__RECORDS SUPPLIED__.
## START
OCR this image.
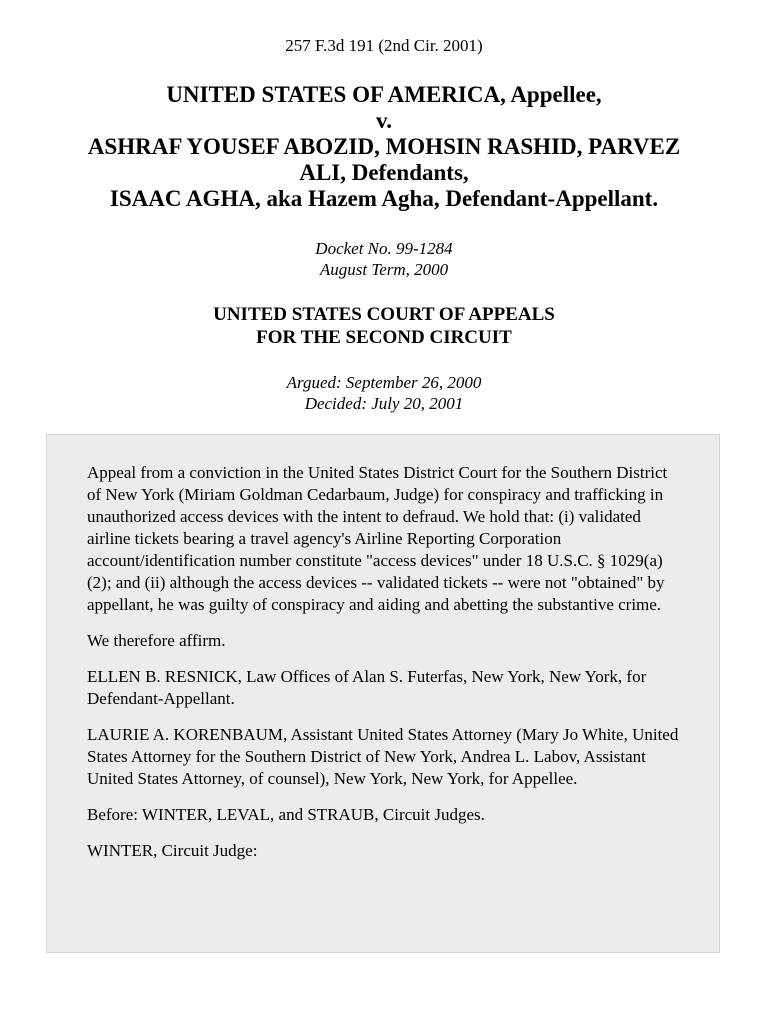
257 F.3d 191 (2nd Cir. 2001)
UNITED STATES OF AMERICA, Appellee,
v.
ASHRAF YOUSEF ABOZID, MOHSIN RASHID, PARVEZ
ALI, Defendants,
ISAAC AGHA, aka Hazem Agha, Defendant-Appellant.
Docket No. 99-1284
August Term, 2000
UNITED STATES COURT OF APPEALS
FOR THE SECOND CIRCUIT
Argued: September 26, 2000
Decided: July 20, 2001

Appeal from a conviction in the United States District Court for the Southern District of New York (Miriam Goldman Cedarbaum, Judge) for conspiracy and trafficking in unauthorized access devices with the intent to defraud. We hold that: (i) validated airline tickets bearing a travel agency's Airline Reporting Corporation account/identification number constitute "access devices" under 18 U.S.C. § 1029(a)(2); and (ii) although the access devices -- validated tickets -- were not "obtained" by appellant, he was guilty of conspiracy and aiding and abetting the substantive crime.

We therefore affirm.

ELLEN B. RESNICK, Law Offices of Alan S. Futerfas, New York, New York, for Defendant-Appellant.

LAURIE A. KORENBAUM, Assistant United States Attorney (Mary Jo White, United States Attorney for the Southern District of New York, Andrea L. Labov, Assistant United States Attorney, of counsel), New York, New York, for Appellee.

Before: WINTER, LEVAL, and STRAUB, Circuit Judges.

WINTER, Circuit Judge:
## END
__WHAT THE EXERCISE ASKS__.
Count the lines in the records above that contain the word "WINTER", and give only the number.

__OUTPUT OF THE EXERCISE__.
2